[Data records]
--------------------------------------------------
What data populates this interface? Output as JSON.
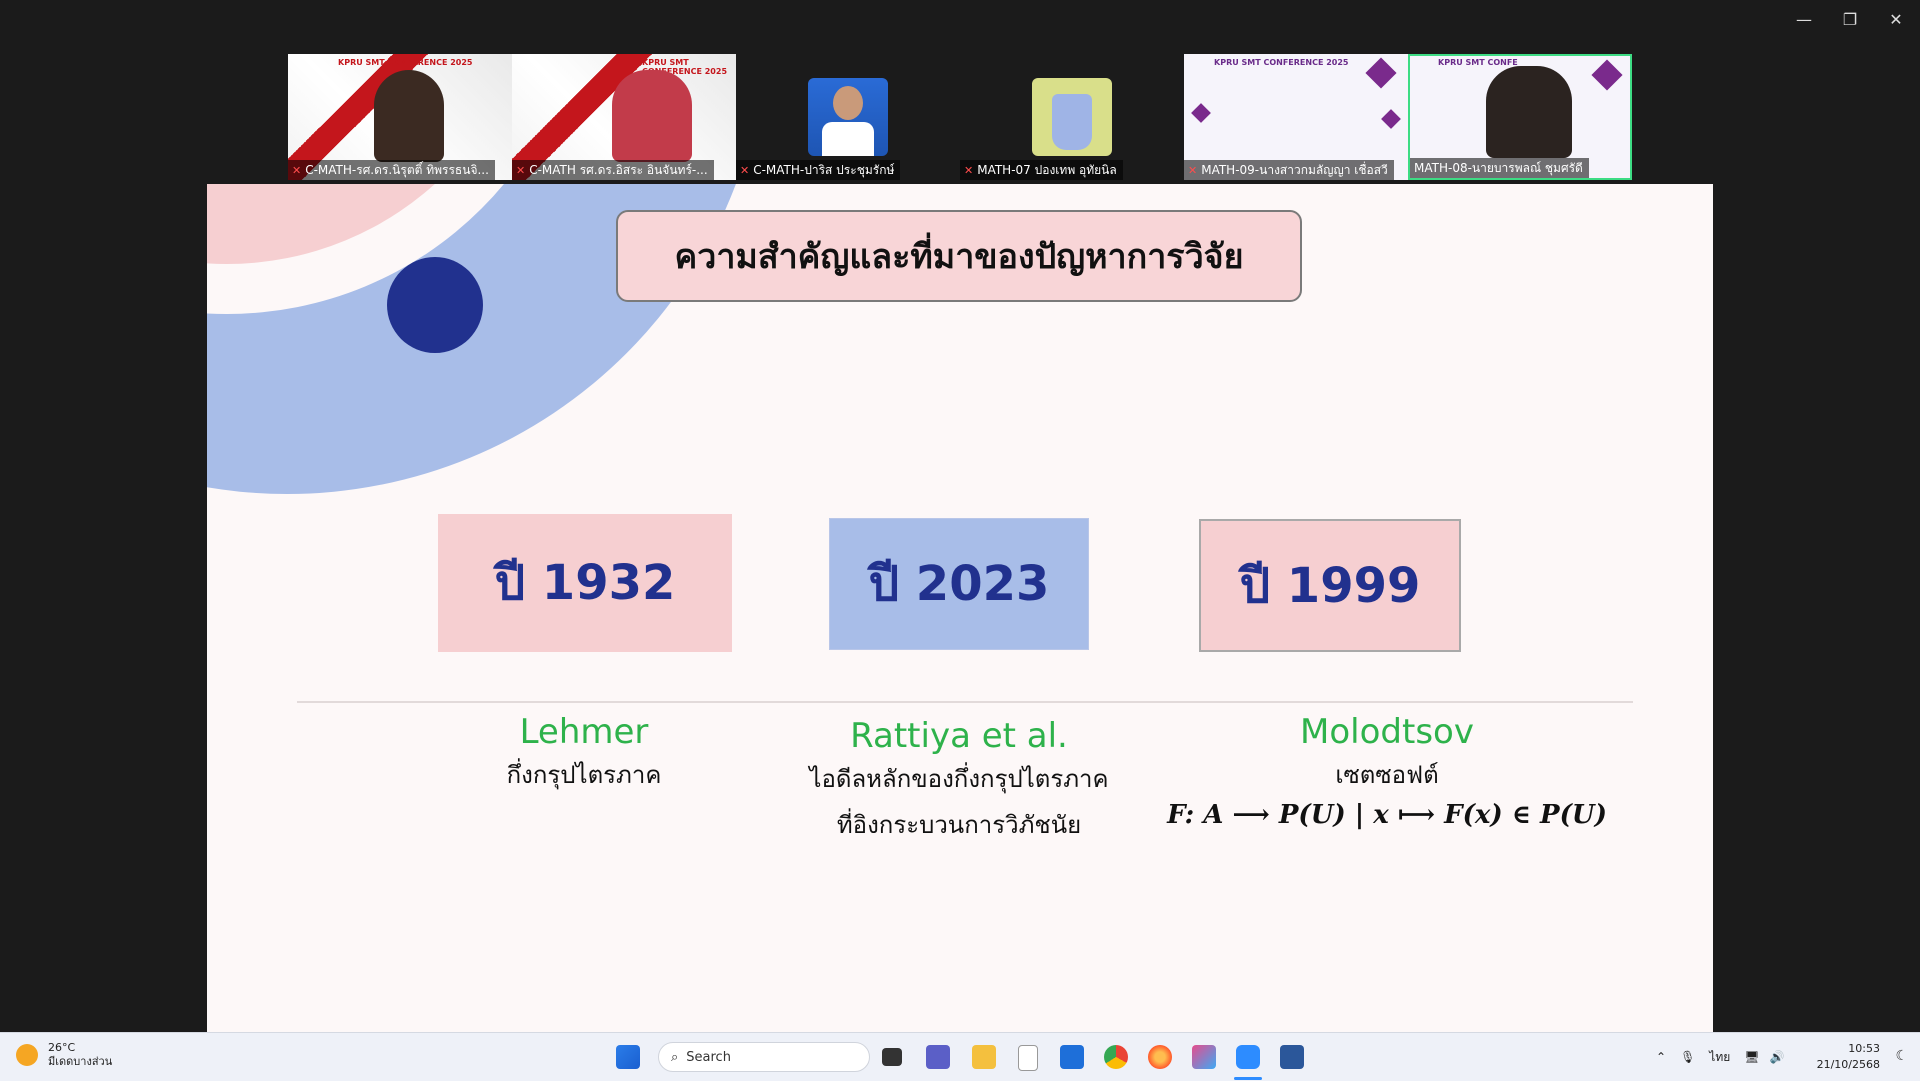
{
  "window": {
    "minimize_glyph": "—",
    "maximize_glyph": "❐",
    "close_glyph": "✕"
  },
  "participants": [
    {
      "name": "C-MATH-รศ.ดร.นิรุตติ์ ทิพรรธนจิ...",
      "banner": "KPRU SMT CONFERENCE 2025",
      "muted": true
    },
    {
      "name": "C-MATH รศ.ดร.อิสระ อินจันทร์-...",
      "banner": "KPRU SMT CONFERENCE 2025",
      "muted": true
    },
    {
      "name": "C-MATH-ปาริส ประชุมรักษ์",
      "muted": true
    },
    {
      "name": "MATH-07 ปองเทพ อุทัยนิล",
      "muted": true
    },
    {
      "name": "MATH-09-นางสาวกมลัญญา เชื่อสวี",
      "banner": "KPRU SMT CONFERENCE 2025",
      "muted": true
    },
    {
      "name": "MATH-08-นายบารพลณ์ ชุมศรัดี",
      "banner": "KPRU SMT CONFE",
      "muted": false
    }
  ],
  "slide": {
    "title": "ความสำคัญและที่มาของปัญหาการวิจัย",
    "years": [
      {
        "label": "ปี 1932",
        "color": "#f6cfd1"
      },
      {
        "label": "ปี 2023",
        "color": "#a8bde8"
      },
      {
        "label": "ปี 1999",
        "color": "#f6cfd1"
      }
    ],
    "columns": [
      {
        "name": "Lehmer",
        "lines": [
          "กึ่งกรุปไตรภาค"
        ]
      },
      {
        "name": "Rattiya et al.",
        "lines": [
          "ไอดีลหลักของกึ่งกรุปไตรภาค",
          "ที่อิงกระบวนการวิภัชนัย"
        ]
      },
      {
        "name": "Molodtsov",
        "lines": [
          "เซตซอฟต์"
        ],
        "formula": "F: A ⟶ P(U) | x ⟼ F(x) ∈ P(U)"
      }
    ]
  },
  "taskbar": {
    "weather_temp": "26°C",
    "weather_desc": "มีเดดบางส่วน",
    "search_label": "Search",
    "language": "ไทย",
    "time": "10:53",
    "date": "21/10/2568"
  }
}
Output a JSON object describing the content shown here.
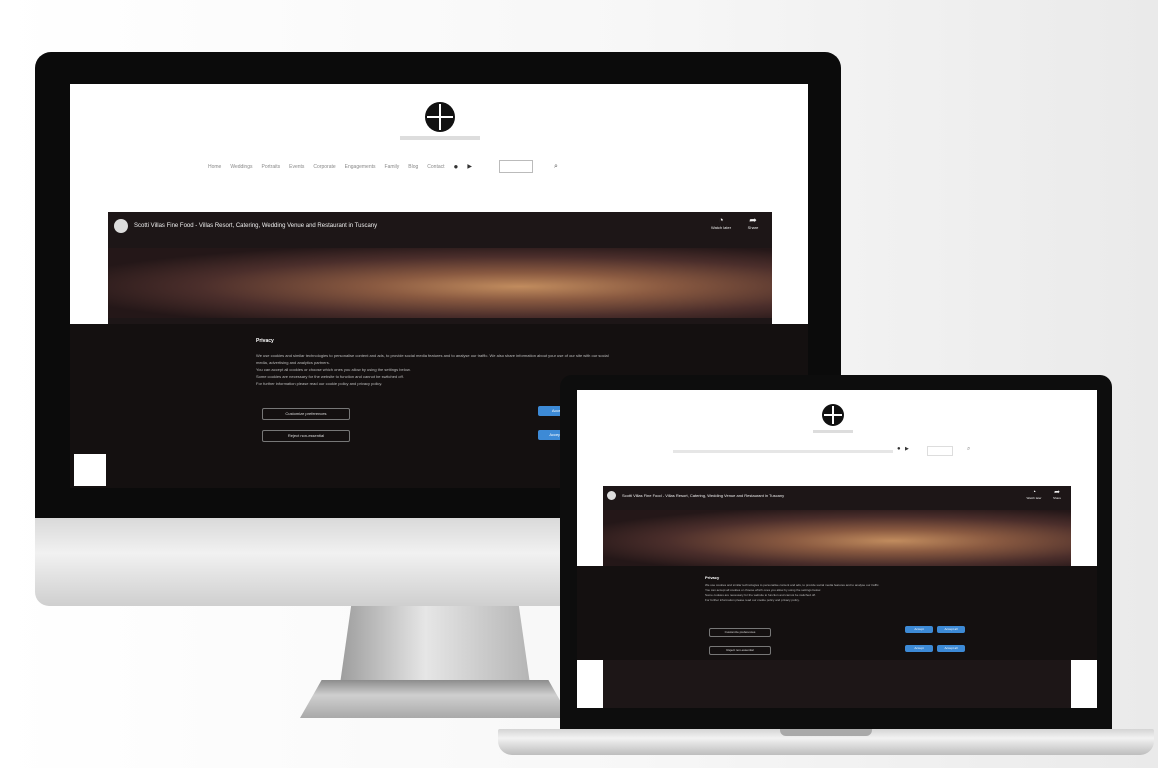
{
  "imac": {
    "nav_items": [
      "Home",
      "Weddings",
      "Portraits",
      "Events",
      "Corporate",
      "Engagements",
      "Family",
      "Blog",
      "Contact"
    ],
    "video_title": "Scotti Villas Fine Food - Villas Resort, Catering, Wedding Venue and Restaurant in Tuscany",
    "watch_later_label": "Watch later",
    "share_label": "Share",
    "consent": {
      "title": "Privacy",
      "paragraphs": [
        "We use cookies and similar technologies to personalise content and ads, to provide social media features and to analyse our traffic. We also share information about your use of our site with our social media, advertising and analytics partners.",
        "You can accept all cookies or choose which ones you allow by using the settings below.",
        "Some cookies are necessary for the website to function and cannot be switched off.",
        "For further information please read our cookie policy and privacy policy."
      ],
      "btn_customize": "Customize preferences",
      "btn_reject": "Reject non-essential",
      "btn_accept": "Accept",
      "btn_accept_all": "Accept all"
    }
  },
  "laptop": {
    "video_title": "Scotti Villas Fine Food - Villas Resort, Catering, Wedding Venue and Restaurant in Tuscany",
    "watch_later_label": "Watch later",
    "share_label": "Share",
    "consent": {
      "title": "Privacy",
      "paragraphs": [
        "We use cookies and similar technologies to personalise content and ads, to provide social media features and to analyse our traffic.",
        "You can accept all cookies or choose which ones you allow by using the settings below.",
        "Some cookies are necessary for the website to function and cannot be switched off.",
        "For further information please read our cookie policy and privacy policy."
      ],
      "btn_customize": "Customize preferences",
      "btn_reject": "Reject non-essential",
      "btn_accept": "Accept",
      "btn_accept_all": "Accept all"
    }
  },
  "colors": {
    "accent_button": "#3d8ad6",
    "video_background": "#1d1617",
    "consent_background": "#141010"
  },
  "icons": [
    "logo-icon",
    "channel-icon",
    "clock-icon",
    "share-icon",
    "user-icon",
    "search-icon"
  ]
}
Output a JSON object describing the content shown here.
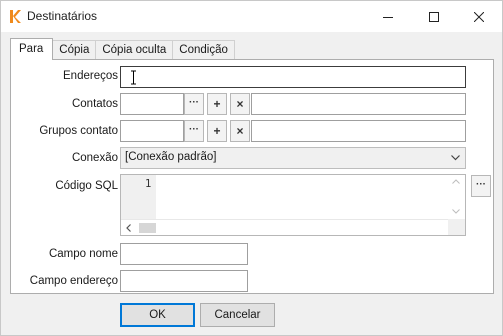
{
  "window": {
    "title": "Destinatários",
    "icon": "k-app-icon",
    "controls": [
      "minimize-icon",
      "maximize-icon",
      "close-icon"
    ]
  },
  "tabs": [
    {
      "label": "Para",
      "active": true
    },
    {
      "label": "Cópia",
      "active": false
    },
    {
      "label": "Cópia oculta",
      "active": false
    },
    {
      "label": "Condição",
      "active": false
    }
  ],
  "form": {
    "enderecos": {
      "label": "Endereços",
      "value": ""
    },
    "contatos": {
      "label": "Contatos",
      "value": "",
      "detail": ""
    },
    "grupos": {
      "label": "Grupos contato",
      "value": "",
      "detail": ""
    },
    "conexao": {
      "label": "Conexão",
      "selected": "[Conexão padrão]"
    },
    "sql": {
      "label": "Código SQL",
      "line_number": "1",
      "text": ""
    },
    "campo_nome": {
      "label": "Campo nome",
      "value": ""
    },
    "campo_endereco": {
      "label": "Campo endereço",
      "value": ""
    }
  },
  "icons": {
    "browse": "···",
    "add": "+",
    "remove": "×",
    "scroll_left": "‹",
    "scroll_right": "›",
    "scroll_up": "˄",
    "scroll_down": "˅"
  },
  "buttons": {
    "ok": "OK",
    "cancel": "Cancelar"
  },
  "colors": {
    "app_icon": "#f08a1c",
    "default_button_border": "#0078d7"
  }
}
--------------------------------------------------
REQUEST — Reproduce the data word for word, excluding its pictures.

RESPONSE TO THIS EXERCISE —
What data populates this interface? Output as JSON.
{
  "window": {
    "minimize_glyph": "—",
    "maximize_glyph": "❐",
    "close_glyph": "✕"
  },
  "participants": [
    {
      "name": "C-MATH-รศ.ดร.นิรุตติ์ ทิพรรธนจิ...",
      "banner": "KPRU SMT CONFERENCE 2025",
      "muted": true
    },
    {
      "name": "C-MATH รศ.ดร.อิสระ อินจันทร์-...",
      "banner": "KPRU SMT CONFERENCE 2025",
      "muted": true
    },
    {
      "name": "C-MATH-ปาริส ประชุมรักษ์",
      "muted": true
    },
    {
      "name": "MATH-07 ปองเทพ อุทัยนิล",
      "muted": true
    },
    {
      "name": "MATH-09-นางสาวกมลัญญา เชื่อสวี",
      "banner": "KPRU SMT CONFERENCE 2025",
      "muted": true
    },
    {
      "name": "MATH-08-นายบารพลณ์ ชุมศรัดี",
      "banner": "KPRU SMT CONFE",
      "muted": false
    }
  ],
  "slide": {
    "title": "ความสำคัญและที่มาของปัญหาการวิจัย",
    "years": [
      {
        "label": "ปี 1932",
        "color": "#f6cfd1"
      },
      {
        "label": "ปี 2023",
        "color": "#a8bde8"
      },
      {
        "label": "ปี 1999",
        "color": "#f6cfd1"
      }
    ],
    "columns": [
      {
        "name": "Lehmer",
        "lines": [
          "กึ่งกรุปไตรภาค"
        ]
      },
      {
        "name": "Rattiya et al.",
        "lines": [
          "ไอดีลหลักของกึ่งกรุปไตรภาค",
          "ที่อิงกระบวนการวิภัชนัย"
        ]
      },
      {
        "name": "Molodtsov",
        "lines": [
          "เซตซอฟต์"
        ],
        "formula": "F: A ⟶ P(U) | x ⟼ F(x) ∈ P(U)"
      }
    ]
  },
  "taskbar": {
    "weather_temp": "26°C",
    "weather_desc": "มีเดดบางส่วน",
    "search_label": "Search",
    "language": "ไทย",
    "time": "10:53",
    "date": "21/10/2568"
  }
}
Output a JSON object describing the content shown here.
{
  "imac": {
    "nav_items": [
      "Home",
      "Weddings",
      "Portraits",
      "Events",
      "Corporate",
      "Engagements",
      "Family",
      "Blog",
      "Contact"
    ],
    "video_title": "Scotti Villas Fine Food - Villas Resort, Catering, Wedding Venue and Restaurant in Tuscany",
    "watch_later_label": "Watch later",
    "share_label": "Share",
    "consent": {
      "title": "Privacy",
      "paragraphs": [
        "We use cookies and similar technologies to personalise content and ads, to provide social media features and to analyse our traffic. We also share information about your use of our site with our social media, advertising and analytics partners.",
        "You can accept all cookies or choose which ones you allow by using the settings below.",
        "Some cookies are necessary for the website to function and cannot be switched off.",
        "For further information please read our cookie policy and privacy policy."
      ],
      "btn_customize": "Customize preferences",
      "btn_reject": "Reject non-essential",
      "btn_accept": "Accept",
      "btn_accept_all": "Accept all"
    }
  },
  "laptop": {
    "video_title": "Scotti Villas Fine Food - Villas Resort, Catering, Wedding Venue and Restaurant in Tuscany",
    "watch_later_label": "Watch later",
    "share_label": "Share",
    "consent": {
      "title": "Privacy",
      "paragraphs": [
        "We use cookies and similar technologies to personalise content and ads, to provide social media features and to analyse our traffic.",
        "You can accept all cookies or choose which ones you allow by using the settings below.",
        "Some cookies are necessary for the website to function and cannot be switched off.",
        "For further information please read our cookie policy and privacy policy."
      ],
      "btn_customize": "Customize preferences",
      "btn_reject": "Reject non-essential",
      "btn_accept": "Accept",
      "btn_accept_all": "Accept all"
    }
  },
  "colors": {
    "accent_button": "#3d8ad6",
    "video_background": "#1d1617",
    "consent_background": "#141010"
  },
  "icons": [
    "logo-icon",
    "channel-icon",
    "clock-icon",
    "share-icon",
    "user-icon",
    "search-icon"
  ]
}
Output a JSON object describing the content shown here.
{
  "window": {
    "title": "Destinatários",
    "icon": "k-app-icon",
    "controls": [
      "minimize-icon",
      "maximize-icon",
      "close-icon"
    ]
  },
  "tabs": [
    {
      "label": "Para",
      "active": true
    },
    {
      "label": "Cópia",
      "active": false
    },
    {
      "label": "Cópia oculta",
      "active": false
    },
    {
      "label": "Condição",
      "active": false
    }
  ],
  "form": {
    "enderecos": {
      "label": "Endereços",
      "value": ""
    },
    "contatos": {
      "label": "Contatos",
      "value": "",
      "detail": ""
    },
    "grupos": {
      "label": "Grupos contato",
      "value": "",
      "detail": ""
    },
    "conexao": {
      "label": "Conexão",
      "selected": "[Conexão padrão]"
    },
    "sql": {
      "label": "Código SQL",
      "line_number": "1",
      "text": ""
    },
    "campo_nome": {
      "label": "Campo nome",
      "value": ""
    },
    "campo_endereco": {
      "label": "Campo endereço",
      "value": ""
    }
  },
  "icons": {
    "browse": "···",
    "add": "+",
    "remove": "×",
    "scroll_left": "‹",
    "scroll_right": "›",
    "scroll_up": "˄",
    "scroll_down": "˅"
  },
  "buttons": {
    "ok": "OK",
    "cancel": "Cancelar"
  },
  "colors": {
    "app_icon": "#f08a1c",
    "default_button_border": "#0078d7"
  }
}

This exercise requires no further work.